# CHALLENGE
Transcribe the records that follow, preserving every word.

# MATERIAL FOR THIS EXERCISE
########
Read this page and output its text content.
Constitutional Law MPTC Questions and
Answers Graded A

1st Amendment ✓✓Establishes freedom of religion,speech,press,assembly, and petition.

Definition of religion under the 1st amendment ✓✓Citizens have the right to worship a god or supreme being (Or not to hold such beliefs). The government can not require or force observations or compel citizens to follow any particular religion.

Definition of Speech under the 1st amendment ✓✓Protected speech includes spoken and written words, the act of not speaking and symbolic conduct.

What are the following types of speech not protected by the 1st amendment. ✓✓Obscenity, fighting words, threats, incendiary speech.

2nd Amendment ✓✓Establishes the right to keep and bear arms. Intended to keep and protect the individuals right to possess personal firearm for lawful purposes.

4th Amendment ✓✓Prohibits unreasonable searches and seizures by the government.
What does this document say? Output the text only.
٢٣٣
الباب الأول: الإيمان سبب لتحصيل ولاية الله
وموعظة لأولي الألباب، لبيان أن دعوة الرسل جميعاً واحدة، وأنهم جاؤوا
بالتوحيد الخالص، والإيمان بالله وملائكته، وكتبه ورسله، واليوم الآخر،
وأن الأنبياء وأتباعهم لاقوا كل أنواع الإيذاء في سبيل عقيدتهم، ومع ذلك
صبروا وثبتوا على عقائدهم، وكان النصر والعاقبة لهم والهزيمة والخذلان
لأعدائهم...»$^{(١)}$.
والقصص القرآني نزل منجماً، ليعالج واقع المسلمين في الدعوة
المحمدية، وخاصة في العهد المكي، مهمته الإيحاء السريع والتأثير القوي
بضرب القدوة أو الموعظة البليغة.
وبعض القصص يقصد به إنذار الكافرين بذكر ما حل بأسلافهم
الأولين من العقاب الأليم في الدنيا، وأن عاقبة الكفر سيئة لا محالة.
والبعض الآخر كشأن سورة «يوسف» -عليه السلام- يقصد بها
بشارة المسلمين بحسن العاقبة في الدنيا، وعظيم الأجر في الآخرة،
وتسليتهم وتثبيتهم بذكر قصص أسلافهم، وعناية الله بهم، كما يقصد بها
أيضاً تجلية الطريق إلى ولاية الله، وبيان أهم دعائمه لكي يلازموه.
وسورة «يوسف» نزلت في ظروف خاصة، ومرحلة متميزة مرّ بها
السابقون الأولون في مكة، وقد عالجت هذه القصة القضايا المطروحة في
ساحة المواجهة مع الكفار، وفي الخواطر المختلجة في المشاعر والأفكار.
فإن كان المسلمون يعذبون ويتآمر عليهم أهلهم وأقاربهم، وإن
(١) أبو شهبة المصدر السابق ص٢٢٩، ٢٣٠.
########
# EXERCISE OUTPUT
Read this page and output its text content.
Constitutional Law MPTC Questions and
Answers Graded A

1st Amendment ✓✓Establishes freedom of religion,speech,press,assembly, and petition.

Definition of religion under the 1st amendment ✓✓Citizens have the right to worship a god or supreme being (Or not to hold such beliefs). The government can not require or force observations or compel citizens to follow any particular religion.

Definition of Speech under the 1st amendment ✓✓Protected speech includes spoken and written words, the act of not speaking and symbolic conduct.

What are the following types of speech not protected by the 1st amendment. ✓✓Obscenity, fighting words, threats, incendiary speech.

2nd Amendment ✓✓Establishes the right to keep and bear arms. Intended to keep and protect the individuals right to possess personal firearm for lawful purposes.

4th Amendment ✓✓Prohibits unreasonable searches and seizures by the government.
What does this document say? Output the text only.
٢٣٣
الباب الأول: الإيمان سبب لتحصيل ولاية الله
وموعظة لأولي الألباب، لبيان أن دعوة الرسل جميعاً واحدة، وأنهم جاؤوا
بالتوحيد الخالص، والإيمان بالله وملائكته، وكتبه ورسله، واليوم الآخر،
وأن الأنبياء وأتباعهم لاقوا كل أنواع الإيذاء في سبيل عقيدتهم، ومع ذلك
صبروا وثبتوا على عقائدهم، وكان النصر والعاقبة لهم والهزيمة والخذلان
لأعدائهم...»$^{(١)}$.
والقصص القرآني نزل منجماً، ليعالج واقع المسلمين في الدعوة
المحمدية، وخاصة في العهد المكي، مهمته الإيحاء السريع والتأثير القوي
بضرب القدوة أو الموعظة البليغة.
وبعض القصص يقصد به إنذار الكافرين بذكر ما حل بأسلافهم
الأولين من العقاب الأليم في الدنيا، وأن عاقبة الكفر سيئة لا محالة.
والبعض الآخر كشأن سورة «يوسف» -عليه السلام- يقصد بها
بشارة المسلمين بحسن العاقبة في الدنيا، وعظيم الأجر في الآخرة،
وتسليتهم وتثبيتهم بذكر قصص أسلافهم، وعناية الله بهم، كما يقصد بها
أيضاً تجلية الطريق إلى ولاية الله، وبيان أهم دعائمه لكي يلازموه.
وسورة «يوسف» نزلت في ظروف خاصة، ومرحلة متميزة مرّ بها
السابقون الأولون في مكة، وقد عالجت هذه القصة القضايا المطروحة في
ساحة المواجهة مع الكفار، وفي الخواطر المختلجة في المشاعر والأفكار.
فإن كان المسلمون يعذبون ويتآمر عليهم أهلهم وأقاربهم، وإن
(١) أبو شهبة المصدر السابق ص٢٢٩، ٢٣٠.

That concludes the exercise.